** WHAT THE TASK ASKS **
List all lines in the material below that contain "name".

(Entries with figure data)
══════

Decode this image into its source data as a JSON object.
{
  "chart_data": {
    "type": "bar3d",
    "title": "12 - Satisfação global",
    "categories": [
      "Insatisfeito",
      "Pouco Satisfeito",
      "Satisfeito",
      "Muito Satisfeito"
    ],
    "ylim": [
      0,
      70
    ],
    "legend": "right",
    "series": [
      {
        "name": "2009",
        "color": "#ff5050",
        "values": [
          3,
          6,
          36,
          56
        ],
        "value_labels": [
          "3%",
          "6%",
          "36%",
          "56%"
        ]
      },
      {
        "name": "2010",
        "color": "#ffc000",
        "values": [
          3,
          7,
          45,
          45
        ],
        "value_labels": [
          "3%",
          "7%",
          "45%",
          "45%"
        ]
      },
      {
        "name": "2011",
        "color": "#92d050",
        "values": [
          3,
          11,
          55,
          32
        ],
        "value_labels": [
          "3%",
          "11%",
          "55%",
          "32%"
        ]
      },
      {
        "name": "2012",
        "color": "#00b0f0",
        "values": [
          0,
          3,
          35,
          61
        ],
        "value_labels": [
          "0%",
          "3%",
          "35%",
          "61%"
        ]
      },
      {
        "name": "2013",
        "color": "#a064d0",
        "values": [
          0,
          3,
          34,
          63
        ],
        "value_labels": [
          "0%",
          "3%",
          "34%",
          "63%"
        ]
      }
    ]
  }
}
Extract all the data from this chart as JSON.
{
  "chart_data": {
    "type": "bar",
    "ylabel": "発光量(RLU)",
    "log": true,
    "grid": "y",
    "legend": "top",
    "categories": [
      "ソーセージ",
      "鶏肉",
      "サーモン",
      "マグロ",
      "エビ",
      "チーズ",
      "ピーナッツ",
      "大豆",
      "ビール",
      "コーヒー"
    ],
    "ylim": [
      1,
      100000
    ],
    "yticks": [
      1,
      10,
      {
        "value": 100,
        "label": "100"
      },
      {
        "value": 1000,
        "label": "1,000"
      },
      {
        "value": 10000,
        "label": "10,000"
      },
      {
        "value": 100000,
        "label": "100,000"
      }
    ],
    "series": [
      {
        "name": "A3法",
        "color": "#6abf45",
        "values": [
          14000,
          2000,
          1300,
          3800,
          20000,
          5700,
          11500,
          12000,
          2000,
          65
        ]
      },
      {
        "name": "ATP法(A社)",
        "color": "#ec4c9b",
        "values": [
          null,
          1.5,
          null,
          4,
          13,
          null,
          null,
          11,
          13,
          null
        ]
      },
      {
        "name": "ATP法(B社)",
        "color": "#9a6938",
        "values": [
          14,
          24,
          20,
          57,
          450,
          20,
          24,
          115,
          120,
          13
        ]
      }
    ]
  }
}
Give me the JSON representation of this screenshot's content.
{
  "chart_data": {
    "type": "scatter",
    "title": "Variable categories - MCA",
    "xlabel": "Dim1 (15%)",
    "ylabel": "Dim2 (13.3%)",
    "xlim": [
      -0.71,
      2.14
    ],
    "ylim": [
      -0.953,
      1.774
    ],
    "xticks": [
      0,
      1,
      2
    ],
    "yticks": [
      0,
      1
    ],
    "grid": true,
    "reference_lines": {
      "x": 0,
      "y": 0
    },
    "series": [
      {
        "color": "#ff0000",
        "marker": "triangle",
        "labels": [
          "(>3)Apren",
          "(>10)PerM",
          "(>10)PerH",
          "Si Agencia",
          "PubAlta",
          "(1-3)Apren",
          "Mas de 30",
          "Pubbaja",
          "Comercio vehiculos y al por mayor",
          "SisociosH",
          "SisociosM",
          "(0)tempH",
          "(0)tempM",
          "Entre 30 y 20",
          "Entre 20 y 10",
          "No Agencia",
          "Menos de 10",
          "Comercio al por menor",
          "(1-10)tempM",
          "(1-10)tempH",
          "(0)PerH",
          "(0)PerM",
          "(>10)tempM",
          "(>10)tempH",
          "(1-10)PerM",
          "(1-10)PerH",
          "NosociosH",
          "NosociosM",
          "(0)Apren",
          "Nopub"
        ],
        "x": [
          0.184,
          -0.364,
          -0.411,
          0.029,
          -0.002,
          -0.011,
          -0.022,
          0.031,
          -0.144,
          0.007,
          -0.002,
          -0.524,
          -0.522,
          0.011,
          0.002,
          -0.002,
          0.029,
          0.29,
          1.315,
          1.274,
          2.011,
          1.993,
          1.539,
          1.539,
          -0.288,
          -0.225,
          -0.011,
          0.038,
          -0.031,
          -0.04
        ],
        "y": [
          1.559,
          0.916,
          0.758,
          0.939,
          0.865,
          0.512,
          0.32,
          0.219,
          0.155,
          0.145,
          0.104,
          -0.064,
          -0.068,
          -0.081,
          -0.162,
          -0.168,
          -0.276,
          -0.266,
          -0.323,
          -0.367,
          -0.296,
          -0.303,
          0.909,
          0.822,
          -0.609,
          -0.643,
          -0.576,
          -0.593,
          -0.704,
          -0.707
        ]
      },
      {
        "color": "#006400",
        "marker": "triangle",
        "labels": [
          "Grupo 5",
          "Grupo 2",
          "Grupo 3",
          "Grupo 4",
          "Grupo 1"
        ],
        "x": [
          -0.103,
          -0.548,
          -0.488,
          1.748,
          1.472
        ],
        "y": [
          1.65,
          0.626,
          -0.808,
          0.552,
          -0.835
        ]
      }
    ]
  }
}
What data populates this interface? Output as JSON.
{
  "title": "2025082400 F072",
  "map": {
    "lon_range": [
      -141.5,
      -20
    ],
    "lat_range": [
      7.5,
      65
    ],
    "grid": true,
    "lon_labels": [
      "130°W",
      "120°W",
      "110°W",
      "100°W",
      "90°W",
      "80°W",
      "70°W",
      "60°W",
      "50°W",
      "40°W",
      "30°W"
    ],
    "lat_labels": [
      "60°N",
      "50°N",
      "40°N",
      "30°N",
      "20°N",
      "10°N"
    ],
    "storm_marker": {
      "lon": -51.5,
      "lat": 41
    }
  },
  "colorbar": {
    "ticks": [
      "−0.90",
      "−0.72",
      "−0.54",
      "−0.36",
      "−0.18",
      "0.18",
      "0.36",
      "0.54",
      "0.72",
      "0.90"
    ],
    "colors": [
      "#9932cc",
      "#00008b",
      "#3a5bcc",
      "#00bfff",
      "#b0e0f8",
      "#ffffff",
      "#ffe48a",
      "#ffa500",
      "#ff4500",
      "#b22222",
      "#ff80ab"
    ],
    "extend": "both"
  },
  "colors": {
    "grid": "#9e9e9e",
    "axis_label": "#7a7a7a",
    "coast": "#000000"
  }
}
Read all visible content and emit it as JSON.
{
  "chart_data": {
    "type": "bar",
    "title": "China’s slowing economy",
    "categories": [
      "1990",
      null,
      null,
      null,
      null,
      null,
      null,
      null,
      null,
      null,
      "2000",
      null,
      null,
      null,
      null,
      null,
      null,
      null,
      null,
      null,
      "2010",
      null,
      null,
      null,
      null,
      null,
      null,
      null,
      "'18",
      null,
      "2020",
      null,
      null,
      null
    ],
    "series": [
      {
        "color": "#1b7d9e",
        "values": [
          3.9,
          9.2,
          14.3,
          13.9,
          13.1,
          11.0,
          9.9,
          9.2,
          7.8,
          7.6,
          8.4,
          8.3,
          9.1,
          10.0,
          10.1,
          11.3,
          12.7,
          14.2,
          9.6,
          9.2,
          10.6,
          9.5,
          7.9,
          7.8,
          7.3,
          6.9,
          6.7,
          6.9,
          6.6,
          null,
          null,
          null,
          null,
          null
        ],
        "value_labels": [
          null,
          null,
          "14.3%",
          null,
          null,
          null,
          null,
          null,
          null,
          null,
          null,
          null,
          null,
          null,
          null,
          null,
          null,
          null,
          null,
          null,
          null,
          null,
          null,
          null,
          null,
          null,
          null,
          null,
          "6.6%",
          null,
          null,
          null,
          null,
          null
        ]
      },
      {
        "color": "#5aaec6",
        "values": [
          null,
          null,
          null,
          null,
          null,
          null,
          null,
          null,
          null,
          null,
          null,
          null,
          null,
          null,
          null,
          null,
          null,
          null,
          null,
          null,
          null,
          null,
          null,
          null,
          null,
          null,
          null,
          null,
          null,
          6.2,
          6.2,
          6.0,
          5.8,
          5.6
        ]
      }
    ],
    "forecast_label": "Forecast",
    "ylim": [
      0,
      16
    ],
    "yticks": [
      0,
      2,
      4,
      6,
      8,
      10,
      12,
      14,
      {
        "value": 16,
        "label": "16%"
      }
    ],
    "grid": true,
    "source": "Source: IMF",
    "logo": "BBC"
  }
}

══════

** EXERCISE OUTPUT **
        "name": "2009",
        "name": "2010",
        "name": "2011",
        "name": "2012",
        "name": "2013",
        "name": "A3法",
        "name": "ATP法(A社)",
        "name": "ATP法(B社)",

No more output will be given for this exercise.